Figure contents as structured data:
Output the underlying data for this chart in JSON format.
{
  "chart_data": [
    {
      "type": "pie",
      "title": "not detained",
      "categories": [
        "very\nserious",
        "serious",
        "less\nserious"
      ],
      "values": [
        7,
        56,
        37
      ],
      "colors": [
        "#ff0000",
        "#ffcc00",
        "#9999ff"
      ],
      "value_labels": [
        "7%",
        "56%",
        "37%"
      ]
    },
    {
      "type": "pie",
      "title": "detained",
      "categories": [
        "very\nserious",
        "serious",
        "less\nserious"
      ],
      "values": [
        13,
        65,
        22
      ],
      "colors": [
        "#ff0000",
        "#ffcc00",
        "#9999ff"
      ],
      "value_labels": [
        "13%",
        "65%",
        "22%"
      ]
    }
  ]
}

▸ **EXERCISE BRIEF**: Copy down the whole of the data above, matching it exactly.

▸ **WORKED SOLUTION**:
Output the underlying data for this chart in JSON format.
{
  "chart_data": [
    {
      "type": "pie",
      "title": "not detained",
      "categories": [
        "very\nserious",
        "serious",
        "less\nserious"
      ],
      "values": [
        7,
        56,
        37
      ],
      "colors": [
        "#ff0000",
        "#ffcc00",
        "#9999ff"
      ],
      "value_labels": [
        "7%",
        "56%",
        "37%"
      ]
    },
    {
      "type": "pie",
      "title": "detained",
      "categories": [
        "very\nserious",
        "serious",
        "less\nserious"
      ],
      "values": [
        13,
        65,
        22
      ],
      "colors": [
        "#ff0000",
        "#ffcc00",
        "#9999ff"
      ],
      "value_labels": [
        "13%",
        "65%",
        "22%"
      ]
    }
  ]
}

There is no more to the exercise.